*Written request*: What follows is a block of records; restate each one word for word.

*Entries*:

"""

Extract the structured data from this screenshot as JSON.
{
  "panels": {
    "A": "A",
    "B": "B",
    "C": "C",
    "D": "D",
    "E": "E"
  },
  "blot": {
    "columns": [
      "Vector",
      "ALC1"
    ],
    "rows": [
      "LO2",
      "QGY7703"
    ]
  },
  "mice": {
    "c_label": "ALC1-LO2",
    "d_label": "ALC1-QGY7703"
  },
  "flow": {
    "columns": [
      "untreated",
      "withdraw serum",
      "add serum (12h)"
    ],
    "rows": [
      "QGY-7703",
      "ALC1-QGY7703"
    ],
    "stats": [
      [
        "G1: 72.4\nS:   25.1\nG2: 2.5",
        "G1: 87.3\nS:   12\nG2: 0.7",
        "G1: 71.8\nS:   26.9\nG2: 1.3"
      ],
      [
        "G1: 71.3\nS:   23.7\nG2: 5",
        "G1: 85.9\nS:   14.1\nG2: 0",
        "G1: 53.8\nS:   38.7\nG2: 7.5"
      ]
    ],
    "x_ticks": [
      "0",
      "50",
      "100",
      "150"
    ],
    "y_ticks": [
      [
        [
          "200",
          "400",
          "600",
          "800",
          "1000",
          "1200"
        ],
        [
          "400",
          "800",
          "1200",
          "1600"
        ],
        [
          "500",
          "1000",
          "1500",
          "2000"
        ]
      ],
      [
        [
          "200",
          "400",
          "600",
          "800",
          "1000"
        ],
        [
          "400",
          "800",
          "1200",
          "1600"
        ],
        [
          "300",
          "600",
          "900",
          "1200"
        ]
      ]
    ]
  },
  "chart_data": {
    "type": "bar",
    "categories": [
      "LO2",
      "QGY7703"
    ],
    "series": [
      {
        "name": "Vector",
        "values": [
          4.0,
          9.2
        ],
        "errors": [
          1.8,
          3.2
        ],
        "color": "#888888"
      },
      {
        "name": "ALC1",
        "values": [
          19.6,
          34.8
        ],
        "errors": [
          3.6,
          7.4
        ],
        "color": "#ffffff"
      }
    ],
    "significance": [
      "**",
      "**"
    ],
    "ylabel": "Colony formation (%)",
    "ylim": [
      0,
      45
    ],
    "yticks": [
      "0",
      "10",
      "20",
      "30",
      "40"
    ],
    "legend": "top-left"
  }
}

"""

*Response for this exercise*:
Extract the structured data from this screenshot as JSON.
{
  "panels": {
    "A": "A",
    "B": "B",
    "C": "C",
    "D": "D",
    "E": "E"
  },
  "blot": {
    "columns": [
      "Vector",
      "ALC1"
    ],
    "rows": [
      "LO2",
      "QGY7703"
    ]
  },
  "mice": {
    "c_label": "ALC1-LO2",
    "d_label": "ALC1-QGY7703"
  },
  "flow": {
    "columns": [
      "untreated",
      "withdraw serum",
      "add serum (12h)"
    ],
    "rows": [
      "QGY-7703",
      "ALC1-QGY7703"
    ],
    "stats": [
      [
        "G1: 72.4\nS:   25.1\nG2: 2.5",
        "G1: 87.3\nS:   12\nG2: 0.7",
        "G1: 71.8\nS:   26.9\nG2: 1.3"
      ],
      [
        "G1: 71.3\nS:   23.7\nG2: 5",
        "G1: 85.9\nS:   14.1\nG2: 0",
        "G1: 53.8\nS:   38.7\nG2: 7.5"
      ]
    ],
    "x_ticks": [
      "0",
      "50",
      "100",
      "150"
    ],
    "y_ticks": [
      [
        [
          "200",
          "400",
          "600",
          "800",
          "1000",
          "1200"
        ],
        [
          "400",
          "800",
          "1200",
          "1600"
        ],
        [
          "500",
          "1000",
          "1500",
          "2000"
        ]
      ],
      [
        [
          "200",
          "400",
          "600",
          "800",
          "1000"
        ],
        [
          "400",
          "800",
          "1200",
          "1600"
        ],
        [
          "300",
          "600",
          "900",
          "1200"
        ]
      ]
    ]
  },
  "chart_data": {
    "type": "bar",
    "categories": [
      "LO2",
      "QGY7703"
    ],
    "series": [
      {
        "name": "Vector",
        "values": [
          4.0,
          9.2
        ],
        "errors": [
          1.8,
          3.2
        ],
        "color": "#888888"
      },
      {
        "name": "ALC1",
        "values": [
          19.6,
          34.8
        ],
        "errors": [
          3.6,
          7.4
        ],
        "color": "#ffffff"
      }
    ],
    "significance": [
      "**",
      "**"
    ],
    "ylabel": "Colony formation (%)",
    "ylim": [
      0,
      45
    ],
    "yticks": [
      "0",
      "10",
      "20",
      "30",
      "40"
    ],
    "legend": "top-left"
  }
}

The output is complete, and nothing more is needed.